_Directions for this task_:
Search the material below for the word "torrens". Copy every line that has it.

_Provided data_:
____

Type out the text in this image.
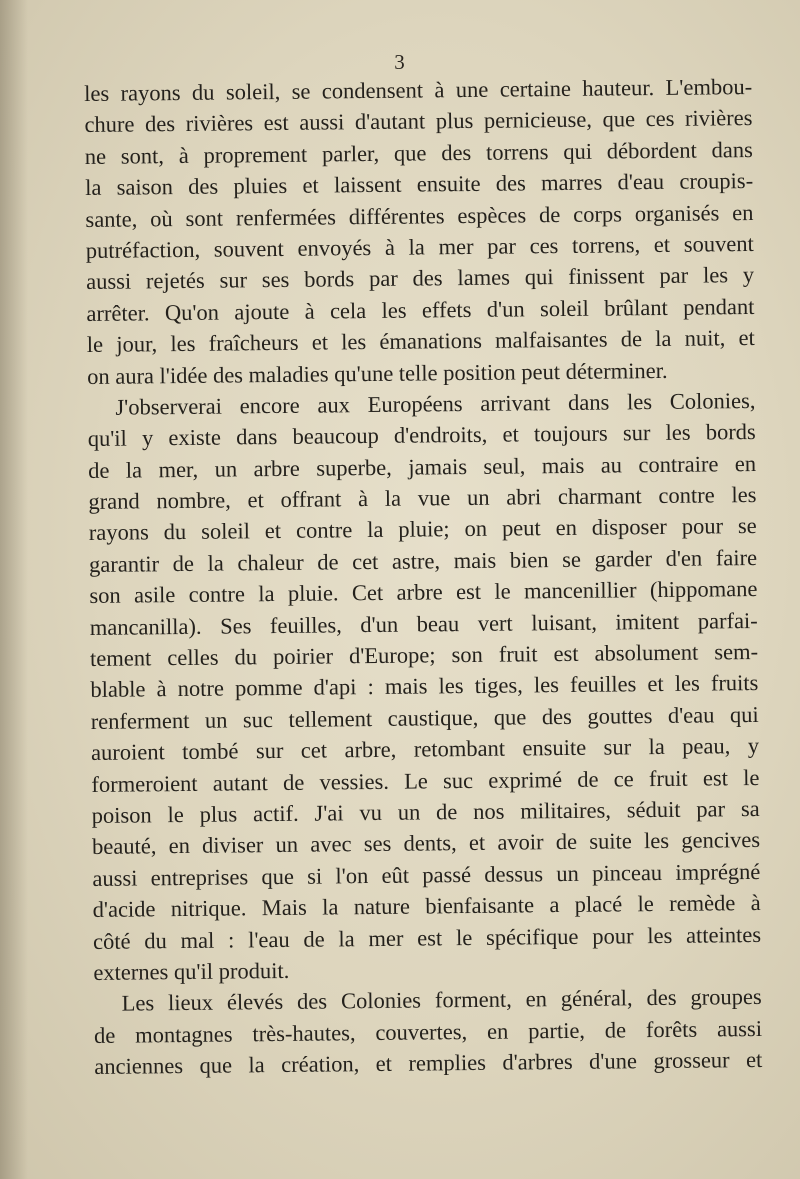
3
les rayons du soleil, se condensent à une certaine hauteur. L'embou-
chure des rivières est aussi d'autant plus pernicieuse, que ces rivières
ne sont, à proprement parler, que des torrens qui débordent dans
la saison des pluies et laissent ensuite des marres d'eau croupis-
sante, où sont renfermées différentes espèces de corps organisés en
putréfaction, souvent envoyés à la mer par ces torrens, et souvent
aussi rejetés sur ses bords par des lames qui finissent par les y
arrêter. Qu'on ajoute à cela les effets d'un soleil brûlant pendant
le jour, les fraîcheurs et les émanations malfaisantes de la nuit, et
on aura l'idée des maladies qu'une telle position peut déterminer.
J'observerai encore aux Européens arrivant dans les Colonies,
qu'il y existe dans beaucoup d'endroits, et toujours sur les bords
de la mer, un arbre superbe, jamais seul, mais au contraire en
grand nombre, et offrant à la vue un abri charmant contre les
rayons du soleil et contre la pluie; on peut en disposer pour se
garantir de la chaleur de cet astre, mais bien se garder d'en faire
son asile contre la pluie. Cet arbre est le mancenillier (hippomane
mancanilla). Ses feuilles, d'un beau vert luisant, imitent parfai-
tement celles du poirier d'Europe; son fruit est absolument sem-
blable à notre pomme d'api : mais les tiges, les feuilles et les fruits
renferment un suc tellement caustique, que des gouttes d'eau qui
auroient tombé sur cet arbre, retombant ensuite sur la peau, y
formeroient autant de vessies. Le suc exprimé de ce fruit est le
poison le plus actif. J'ai vu un de nos militaires, séduit par sa
beauté, en diviser un avec ses dents, et avoir de suite les gencives
aussi entreprises que si l'on eût passé dessus un pinceau imprégné
d'acide nitrique. Mais la nature bienfaisante a placé le remède à
côté du mal : l'eau de la mer est le spécifique pour les atteintes
externes qu'il produit.
Les lieux élevés des Colonies forment, en général, des groupes
de montagnes très-hautes, couvertes, en partie, de forêts aussi
anciennes que la création, et remplies d'arbres d'une grosseur et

____

_Task output_:
ne sont, à proprement parler, que des torrens qui débordent dans
putréfaction, souvent envoyés à la mer par ces torrens, et souvent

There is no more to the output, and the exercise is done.